§ Task:
Take each line containing the word "date" and copy it.

────────────────────

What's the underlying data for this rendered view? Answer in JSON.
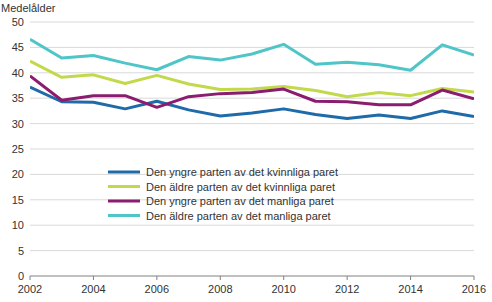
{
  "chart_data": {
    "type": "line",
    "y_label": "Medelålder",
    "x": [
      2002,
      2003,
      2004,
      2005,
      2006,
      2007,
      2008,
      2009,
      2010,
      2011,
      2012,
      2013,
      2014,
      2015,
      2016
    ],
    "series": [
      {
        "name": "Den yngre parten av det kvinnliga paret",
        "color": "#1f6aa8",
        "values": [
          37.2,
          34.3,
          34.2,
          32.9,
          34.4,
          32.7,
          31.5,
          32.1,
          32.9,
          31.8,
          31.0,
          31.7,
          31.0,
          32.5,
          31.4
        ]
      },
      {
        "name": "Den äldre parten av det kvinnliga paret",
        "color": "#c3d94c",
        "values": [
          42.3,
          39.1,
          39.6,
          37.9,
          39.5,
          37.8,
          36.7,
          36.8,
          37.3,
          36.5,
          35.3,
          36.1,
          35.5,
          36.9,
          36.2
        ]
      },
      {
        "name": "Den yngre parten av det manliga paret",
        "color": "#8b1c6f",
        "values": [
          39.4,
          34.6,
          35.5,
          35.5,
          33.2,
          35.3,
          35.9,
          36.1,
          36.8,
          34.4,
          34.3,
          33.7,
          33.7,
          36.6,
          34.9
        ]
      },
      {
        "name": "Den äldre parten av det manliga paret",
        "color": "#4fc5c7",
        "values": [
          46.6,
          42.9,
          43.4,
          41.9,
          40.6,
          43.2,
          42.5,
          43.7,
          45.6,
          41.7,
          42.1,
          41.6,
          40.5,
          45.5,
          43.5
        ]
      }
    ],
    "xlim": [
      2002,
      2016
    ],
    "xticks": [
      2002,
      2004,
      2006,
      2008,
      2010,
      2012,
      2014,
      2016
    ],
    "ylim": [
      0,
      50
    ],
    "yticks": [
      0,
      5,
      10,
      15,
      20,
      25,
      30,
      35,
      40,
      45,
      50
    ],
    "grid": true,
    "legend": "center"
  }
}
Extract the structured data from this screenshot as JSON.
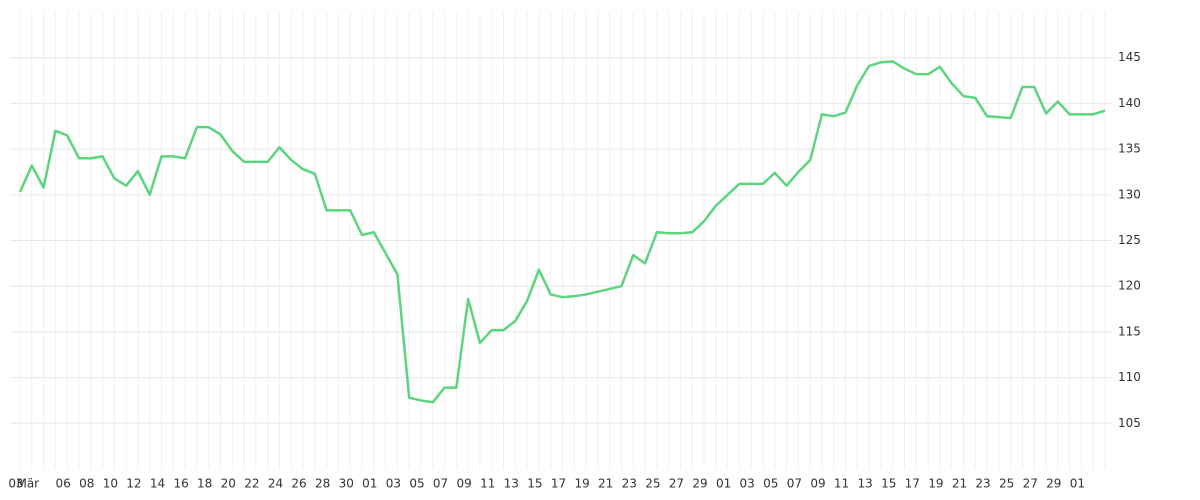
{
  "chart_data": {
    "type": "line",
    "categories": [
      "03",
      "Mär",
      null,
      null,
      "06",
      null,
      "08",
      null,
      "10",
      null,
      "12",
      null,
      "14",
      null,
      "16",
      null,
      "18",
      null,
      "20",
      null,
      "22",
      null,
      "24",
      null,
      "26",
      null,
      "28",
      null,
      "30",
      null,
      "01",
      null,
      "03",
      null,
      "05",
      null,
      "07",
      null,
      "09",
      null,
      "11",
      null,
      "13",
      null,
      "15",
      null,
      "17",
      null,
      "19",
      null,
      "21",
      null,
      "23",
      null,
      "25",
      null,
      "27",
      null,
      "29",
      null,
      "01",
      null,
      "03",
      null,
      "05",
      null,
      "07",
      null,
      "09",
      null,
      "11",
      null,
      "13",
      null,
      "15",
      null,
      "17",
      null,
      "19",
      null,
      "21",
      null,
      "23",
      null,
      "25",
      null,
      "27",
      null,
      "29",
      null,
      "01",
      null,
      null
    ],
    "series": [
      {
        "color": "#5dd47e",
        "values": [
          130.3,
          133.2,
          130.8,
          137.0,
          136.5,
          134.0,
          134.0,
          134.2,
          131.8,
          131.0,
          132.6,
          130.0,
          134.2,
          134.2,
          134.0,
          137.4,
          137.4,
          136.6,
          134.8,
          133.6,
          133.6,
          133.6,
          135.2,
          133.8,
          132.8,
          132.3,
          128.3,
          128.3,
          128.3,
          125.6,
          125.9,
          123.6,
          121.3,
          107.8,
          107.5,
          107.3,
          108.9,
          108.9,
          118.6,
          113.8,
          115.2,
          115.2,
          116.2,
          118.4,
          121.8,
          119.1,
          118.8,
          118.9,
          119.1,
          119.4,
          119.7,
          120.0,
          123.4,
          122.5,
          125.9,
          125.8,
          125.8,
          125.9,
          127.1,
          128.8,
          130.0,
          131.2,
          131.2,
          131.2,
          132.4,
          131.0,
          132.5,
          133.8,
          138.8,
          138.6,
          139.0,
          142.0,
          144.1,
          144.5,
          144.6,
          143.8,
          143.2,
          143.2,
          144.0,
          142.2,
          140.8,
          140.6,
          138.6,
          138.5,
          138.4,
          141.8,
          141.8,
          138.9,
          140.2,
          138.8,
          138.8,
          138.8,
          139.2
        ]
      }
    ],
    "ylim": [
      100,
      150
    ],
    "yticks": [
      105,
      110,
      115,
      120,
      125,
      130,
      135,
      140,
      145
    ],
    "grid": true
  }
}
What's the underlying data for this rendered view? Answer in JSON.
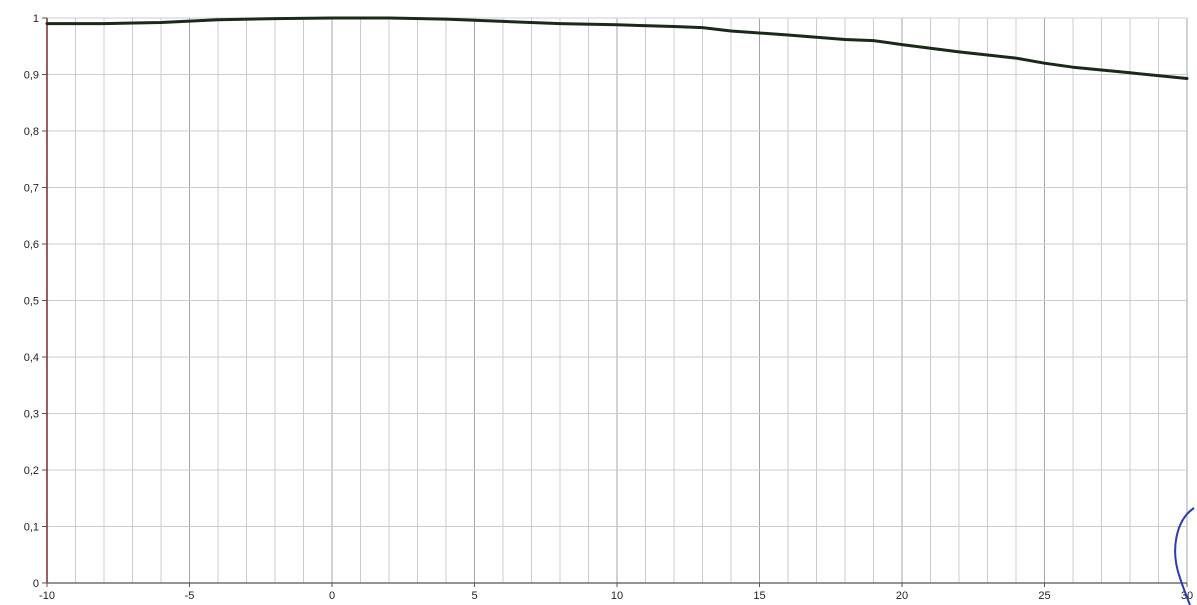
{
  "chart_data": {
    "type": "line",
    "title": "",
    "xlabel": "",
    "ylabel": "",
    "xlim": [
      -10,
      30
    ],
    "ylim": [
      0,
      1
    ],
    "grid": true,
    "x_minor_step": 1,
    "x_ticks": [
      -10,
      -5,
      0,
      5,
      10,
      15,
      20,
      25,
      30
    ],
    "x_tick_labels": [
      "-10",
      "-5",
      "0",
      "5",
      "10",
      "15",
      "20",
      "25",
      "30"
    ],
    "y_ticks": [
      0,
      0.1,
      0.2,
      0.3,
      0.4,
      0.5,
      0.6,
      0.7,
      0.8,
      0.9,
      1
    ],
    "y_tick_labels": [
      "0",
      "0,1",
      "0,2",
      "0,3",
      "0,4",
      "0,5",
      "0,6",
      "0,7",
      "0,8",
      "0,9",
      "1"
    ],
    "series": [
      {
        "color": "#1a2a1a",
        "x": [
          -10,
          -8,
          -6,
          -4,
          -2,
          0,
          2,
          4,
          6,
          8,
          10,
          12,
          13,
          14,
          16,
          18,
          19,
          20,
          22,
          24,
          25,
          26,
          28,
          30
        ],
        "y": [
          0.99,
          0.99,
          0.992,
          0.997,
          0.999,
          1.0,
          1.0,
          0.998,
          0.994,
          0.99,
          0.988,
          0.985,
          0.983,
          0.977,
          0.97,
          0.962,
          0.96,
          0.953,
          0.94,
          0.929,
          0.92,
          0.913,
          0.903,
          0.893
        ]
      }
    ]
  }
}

────────────────────

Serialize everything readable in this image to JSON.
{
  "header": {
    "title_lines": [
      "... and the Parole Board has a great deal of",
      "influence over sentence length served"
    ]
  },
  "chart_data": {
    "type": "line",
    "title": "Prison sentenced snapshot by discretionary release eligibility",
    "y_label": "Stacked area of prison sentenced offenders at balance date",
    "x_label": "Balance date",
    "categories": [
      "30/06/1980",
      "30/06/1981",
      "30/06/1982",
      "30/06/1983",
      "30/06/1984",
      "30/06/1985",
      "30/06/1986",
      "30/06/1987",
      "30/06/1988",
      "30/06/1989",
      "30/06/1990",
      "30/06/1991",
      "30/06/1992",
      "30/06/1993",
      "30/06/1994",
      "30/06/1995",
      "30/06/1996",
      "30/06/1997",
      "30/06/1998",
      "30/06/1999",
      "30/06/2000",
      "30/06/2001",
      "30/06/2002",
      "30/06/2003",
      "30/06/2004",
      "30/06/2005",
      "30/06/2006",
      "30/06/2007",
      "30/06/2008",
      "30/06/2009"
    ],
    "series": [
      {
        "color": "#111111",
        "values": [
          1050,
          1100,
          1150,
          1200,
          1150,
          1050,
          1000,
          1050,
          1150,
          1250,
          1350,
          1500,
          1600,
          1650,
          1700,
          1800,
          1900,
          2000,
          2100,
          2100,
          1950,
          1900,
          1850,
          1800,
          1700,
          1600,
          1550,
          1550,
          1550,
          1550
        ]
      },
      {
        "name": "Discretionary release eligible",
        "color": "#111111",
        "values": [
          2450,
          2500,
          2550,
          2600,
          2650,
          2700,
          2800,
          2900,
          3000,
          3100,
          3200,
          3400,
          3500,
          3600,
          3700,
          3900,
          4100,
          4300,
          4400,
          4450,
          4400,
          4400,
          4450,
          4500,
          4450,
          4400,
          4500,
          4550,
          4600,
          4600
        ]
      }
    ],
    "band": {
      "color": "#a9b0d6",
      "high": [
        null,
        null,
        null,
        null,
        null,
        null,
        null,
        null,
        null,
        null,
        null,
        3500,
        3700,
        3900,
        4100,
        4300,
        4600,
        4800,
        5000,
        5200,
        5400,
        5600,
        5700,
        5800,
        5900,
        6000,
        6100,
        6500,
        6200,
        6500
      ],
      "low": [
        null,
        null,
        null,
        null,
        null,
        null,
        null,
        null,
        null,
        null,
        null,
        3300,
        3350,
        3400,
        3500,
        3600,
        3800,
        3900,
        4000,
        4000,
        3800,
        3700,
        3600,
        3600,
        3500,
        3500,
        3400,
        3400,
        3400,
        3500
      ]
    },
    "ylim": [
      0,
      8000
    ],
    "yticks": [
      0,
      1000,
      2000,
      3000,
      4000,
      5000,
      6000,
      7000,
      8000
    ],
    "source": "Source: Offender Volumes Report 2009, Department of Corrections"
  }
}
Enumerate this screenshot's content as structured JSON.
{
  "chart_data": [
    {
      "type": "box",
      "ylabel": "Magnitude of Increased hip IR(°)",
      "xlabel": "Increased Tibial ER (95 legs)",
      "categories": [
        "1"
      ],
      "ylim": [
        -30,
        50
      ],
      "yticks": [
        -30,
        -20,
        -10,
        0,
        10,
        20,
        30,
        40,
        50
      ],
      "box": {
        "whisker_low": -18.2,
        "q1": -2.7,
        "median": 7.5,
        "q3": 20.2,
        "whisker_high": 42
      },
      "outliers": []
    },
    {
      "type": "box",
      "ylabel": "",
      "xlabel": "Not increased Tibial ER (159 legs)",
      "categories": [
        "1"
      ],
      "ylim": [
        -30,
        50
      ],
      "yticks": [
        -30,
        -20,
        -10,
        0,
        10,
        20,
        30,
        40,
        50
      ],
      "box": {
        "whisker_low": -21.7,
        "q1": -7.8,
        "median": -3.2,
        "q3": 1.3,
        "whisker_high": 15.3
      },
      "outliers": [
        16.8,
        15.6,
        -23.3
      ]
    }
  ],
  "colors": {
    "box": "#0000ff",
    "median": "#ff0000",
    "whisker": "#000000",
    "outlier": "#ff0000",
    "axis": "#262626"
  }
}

────────────────────

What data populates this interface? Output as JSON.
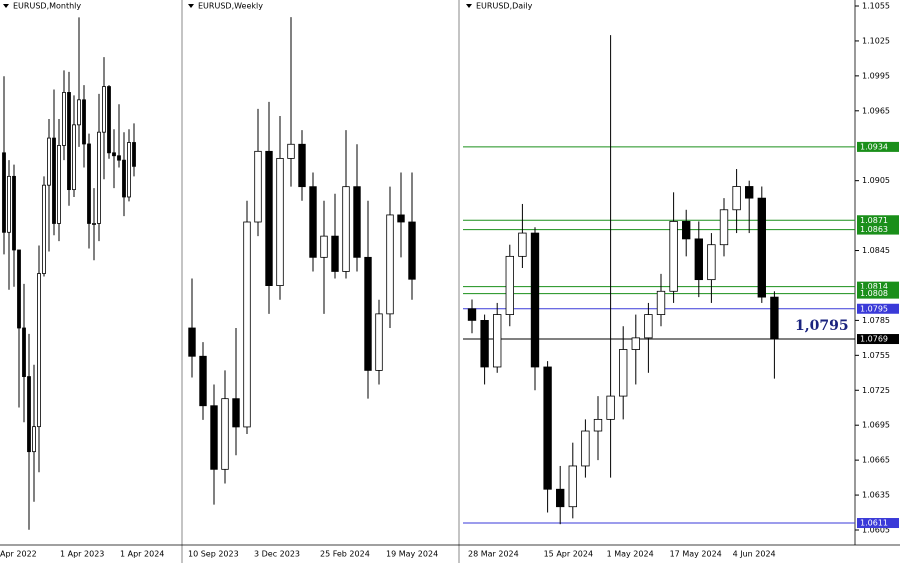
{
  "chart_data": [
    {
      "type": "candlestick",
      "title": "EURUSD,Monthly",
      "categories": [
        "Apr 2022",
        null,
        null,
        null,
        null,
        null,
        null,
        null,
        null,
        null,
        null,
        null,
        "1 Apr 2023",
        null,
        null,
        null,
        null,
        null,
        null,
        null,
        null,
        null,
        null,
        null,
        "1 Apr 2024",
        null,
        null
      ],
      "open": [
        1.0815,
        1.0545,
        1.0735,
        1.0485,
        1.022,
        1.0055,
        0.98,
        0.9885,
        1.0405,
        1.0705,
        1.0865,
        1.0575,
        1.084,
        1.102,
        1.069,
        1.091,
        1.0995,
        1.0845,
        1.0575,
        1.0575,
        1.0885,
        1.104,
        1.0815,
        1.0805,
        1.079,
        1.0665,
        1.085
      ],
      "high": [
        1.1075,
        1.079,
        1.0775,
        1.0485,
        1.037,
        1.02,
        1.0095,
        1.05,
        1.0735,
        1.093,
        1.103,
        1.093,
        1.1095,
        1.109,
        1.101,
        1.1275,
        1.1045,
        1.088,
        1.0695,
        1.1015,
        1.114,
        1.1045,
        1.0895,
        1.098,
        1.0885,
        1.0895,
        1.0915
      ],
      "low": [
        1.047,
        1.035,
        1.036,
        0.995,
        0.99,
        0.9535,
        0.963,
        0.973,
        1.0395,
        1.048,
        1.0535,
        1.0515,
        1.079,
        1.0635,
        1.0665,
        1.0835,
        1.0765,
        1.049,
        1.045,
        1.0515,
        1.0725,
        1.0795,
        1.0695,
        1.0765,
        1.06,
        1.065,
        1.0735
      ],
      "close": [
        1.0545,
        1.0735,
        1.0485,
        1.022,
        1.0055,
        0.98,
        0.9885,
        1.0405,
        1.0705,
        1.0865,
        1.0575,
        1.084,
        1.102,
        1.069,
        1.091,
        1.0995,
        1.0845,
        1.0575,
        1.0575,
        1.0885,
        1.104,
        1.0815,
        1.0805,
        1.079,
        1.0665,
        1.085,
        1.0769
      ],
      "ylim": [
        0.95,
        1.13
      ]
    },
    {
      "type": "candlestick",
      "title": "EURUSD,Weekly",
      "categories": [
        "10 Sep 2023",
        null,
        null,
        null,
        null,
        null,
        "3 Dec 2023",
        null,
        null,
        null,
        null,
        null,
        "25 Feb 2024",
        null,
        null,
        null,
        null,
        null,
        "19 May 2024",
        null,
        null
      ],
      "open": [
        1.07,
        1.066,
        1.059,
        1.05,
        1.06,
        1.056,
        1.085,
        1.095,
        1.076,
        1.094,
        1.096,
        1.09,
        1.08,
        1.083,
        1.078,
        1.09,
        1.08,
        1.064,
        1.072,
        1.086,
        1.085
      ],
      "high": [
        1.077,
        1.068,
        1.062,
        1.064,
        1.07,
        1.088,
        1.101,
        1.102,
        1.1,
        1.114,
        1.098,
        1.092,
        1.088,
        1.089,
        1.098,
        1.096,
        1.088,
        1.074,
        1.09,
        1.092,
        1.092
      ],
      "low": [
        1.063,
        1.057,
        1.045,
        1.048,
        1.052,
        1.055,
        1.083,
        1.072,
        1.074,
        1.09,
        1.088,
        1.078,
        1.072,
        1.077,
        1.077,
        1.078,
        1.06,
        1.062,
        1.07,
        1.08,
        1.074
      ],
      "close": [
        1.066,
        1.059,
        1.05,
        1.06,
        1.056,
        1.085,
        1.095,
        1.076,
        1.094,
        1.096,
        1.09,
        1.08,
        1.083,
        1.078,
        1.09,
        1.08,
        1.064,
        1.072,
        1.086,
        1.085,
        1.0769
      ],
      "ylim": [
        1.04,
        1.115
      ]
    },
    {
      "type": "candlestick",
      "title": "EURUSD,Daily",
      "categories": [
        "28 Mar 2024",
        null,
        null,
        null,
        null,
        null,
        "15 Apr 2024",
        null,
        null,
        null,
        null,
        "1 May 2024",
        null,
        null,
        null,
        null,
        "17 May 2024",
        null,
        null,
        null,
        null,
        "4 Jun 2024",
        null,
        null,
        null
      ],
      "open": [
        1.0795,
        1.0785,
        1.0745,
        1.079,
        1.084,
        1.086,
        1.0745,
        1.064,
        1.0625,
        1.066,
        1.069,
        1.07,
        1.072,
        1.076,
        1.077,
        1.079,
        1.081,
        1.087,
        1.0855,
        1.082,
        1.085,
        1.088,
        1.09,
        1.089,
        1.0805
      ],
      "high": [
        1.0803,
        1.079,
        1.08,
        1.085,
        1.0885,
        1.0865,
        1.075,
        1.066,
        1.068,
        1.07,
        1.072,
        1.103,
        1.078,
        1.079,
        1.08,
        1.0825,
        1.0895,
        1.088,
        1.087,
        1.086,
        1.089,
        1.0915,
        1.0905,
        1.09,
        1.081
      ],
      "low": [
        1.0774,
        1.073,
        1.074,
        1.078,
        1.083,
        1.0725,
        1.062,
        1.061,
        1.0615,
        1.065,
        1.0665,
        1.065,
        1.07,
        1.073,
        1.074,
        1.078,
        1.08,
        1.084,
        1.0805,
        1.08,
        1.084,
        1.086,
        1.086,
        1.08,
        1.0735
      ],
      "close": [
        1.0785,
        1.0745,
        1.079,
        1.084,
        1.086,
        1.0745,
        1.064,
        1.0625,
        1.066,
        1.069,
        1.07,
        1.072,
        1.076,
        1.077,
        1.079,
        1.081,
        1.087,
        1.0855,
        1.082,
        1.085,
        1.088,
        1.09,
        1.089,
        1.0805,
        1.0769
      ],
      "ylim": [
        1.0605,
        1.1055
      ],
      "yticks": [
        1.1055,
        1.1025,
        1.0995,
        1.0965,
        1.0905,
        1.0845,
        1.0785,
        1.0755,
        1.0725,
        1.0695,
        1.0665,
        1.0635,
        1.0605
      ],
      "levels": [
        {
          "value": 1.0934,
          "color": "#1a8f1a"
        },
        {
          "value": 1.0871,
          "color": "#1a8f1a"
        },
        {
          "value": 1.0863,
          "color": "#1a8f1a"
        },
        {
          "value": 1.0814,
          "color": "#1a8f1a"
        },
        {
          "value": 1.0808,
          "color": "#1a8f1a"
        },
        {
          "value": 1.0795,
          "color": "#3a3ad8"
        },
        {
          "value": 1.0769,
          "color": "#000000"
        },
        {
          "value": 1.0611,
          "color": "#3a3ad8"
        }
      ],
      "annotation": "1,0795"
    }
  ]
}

────────────────────

§ Result for this task:
    "y_label": "Stacked area of prison sentenced offenders at balance date",
    "x_label": "Balance date",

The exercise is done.